> PASSAGE TO READ
6-2 SECTION 203(b) HOME MORTGAGE INSURANCE. Section
203(b) Home Mortgage Insurance insures lenders against
losses on mortgage loans used to finance the purchase of
proposed, under construction, or existing one- to four-family
dwellings or manufactured homes, as well as to refinance
indebtedness on existing housing.
A. Maximum Insurable Mortgage-Purchase Transactions.
Determined by the lesser of the statutory maximum loan limit
or the applicable LTV ratio. Statutory limits may be 50% higher
in Alaska, Hawaii, Guam, and the Virgin Islands. Dollar
limitations may be increased by up to 20% if the increase is
directly attributable to the cost and installation of a solar
energy system in the property.
1. Statutory Loan Limits. Limits in high-cost areas are based
upon median sales prices in the area. The statutory loan limits
can be found on the HUD Web site at www.hud.gov or by
accessing FHA Connection at https://entp.hud.gov/clas/.
2. Maximum LTV Ratios. The maximum LTV for a property will
depend upon its stage of construction (proposed construction,
under construction, or existing home), its appraised value and
sales price, and whether it is located in a state with high closing
costs or low closing costs. The maximum LTVs are as follows:
Maximum Loan-to-Value Percentages
Low Closing Costs States
98.75 percent: For properties with values/sales price equal to
or less than $50,000.
97.65 percent: For properties with values/sales prices in
excess of $50,000 up to $125,000.
97.15 percent: For properties with values/sales prices in
excess of $125,000.
High Closing Costs States
98.75 percent: For properties with values/sales prices equal to
or less than $50,000.
97.75 percent: For properties with values/sales prices in
excess of $50,000.
Although the UFMIP may be financed, it is not considered part
of the loan amount when applying these ratios. See HUD
Handbook 4155.1 for additional information on maximum LTVs
for properties in different stages of construction and for
refinance transactions.
B. Minimum Investment. Borrowers are required to invest the
difference between the total acquisition cost (sales price, cost
of any required repairs paid for by the borrower, and total
closing costs to be paid by the borrower), and the amount of
the mortgage to be insured. The borrower's minimum
investment must be:
1. Principal Residence. Not less than 3% of the sales price.

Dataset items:
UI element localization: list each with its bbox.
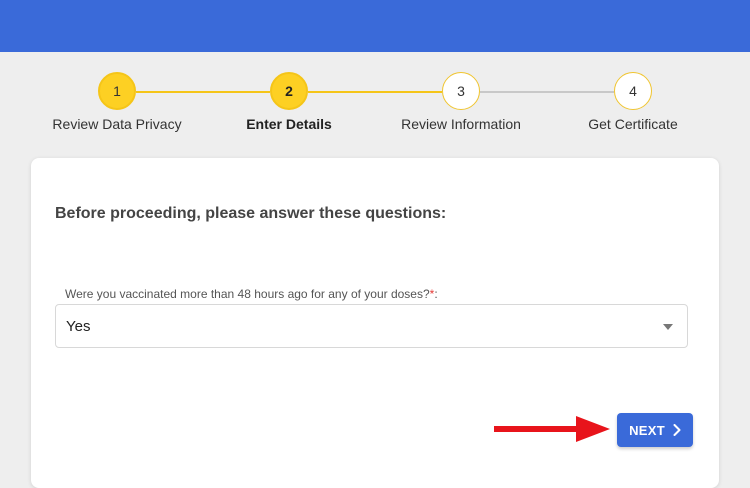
select-value: Yes — [66, 318, 91, 335]
step-1-number: 1 — [113, 83, 121, 99]
red-arrow-icon — [494, 416, 610, 442]
vaccination-answer-select[interactable]: Yes — [55, 304, 688, 348]
question-text: Were you vaccinated more than 48 hours a… — [65, 287, 430, 301]
step-4-number: 4 — [629, 83, 637, 99]
chevron-right-icon — [673, 424, 681, 436]
step-connector-1-2 — [136, 91, 270, 93]
step-2-label: Enter Details — [246, 116, 332, 132]
progress-stepper: 1 Review Data Privacy 2 Enter Details 3 … — [0, 52, 750, 157]
step-2-number: 2 — [285, 83, 293, 99]
step-3-number: 3 — [457, 83, 465, 99]
next-button-label: NEXT — [629, 422, 665, 438]
step-4-circle: 4 — [614, 72, 652, 110]
question-label: Were you vaccinated more than 48 hours a… — [65, 287, 438, 301]
step-4-label: Get Certificate — [588, 116, 678, 132]
question-suffix: : — [434, 287, 438, 301]
caret-down-icon[interactable] — [663, 324, 673, 330]
form-title: Before proceeding, please answer these q… — [55, 205, 447, 222]
form-card: Before proceeding, please answer these q… — [31, 158, 719, 488]
step-1-circle: 1 — [98, 72, 136, 110]
step-1-label: Review Data Privacy — [52, 116, 182, 132]
step-3-circle: 3 — [442, 72, 480, 110]
next-button[interactable]: NEXT — [617, 413, 693, 447]
top-header-bar — [0, 0, 750, 52]
step-connector-3-4 — [480, 91, 614, 93]
step-connector-2-3 — [308, 91, 442, 93]
step-3-label: Review Information — [401, 116, 521, 132]
step-2-circle: 2 — [270, 72, 308, 110]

> REQUIREMENTS
According to the passage on Section 203(b) home mortgage insurance, in which places may statutory limits be 50% higher? List every one.

> THE COMPLETED TASK
Alaska, Hawaii, Guam, and the Virgin Islands.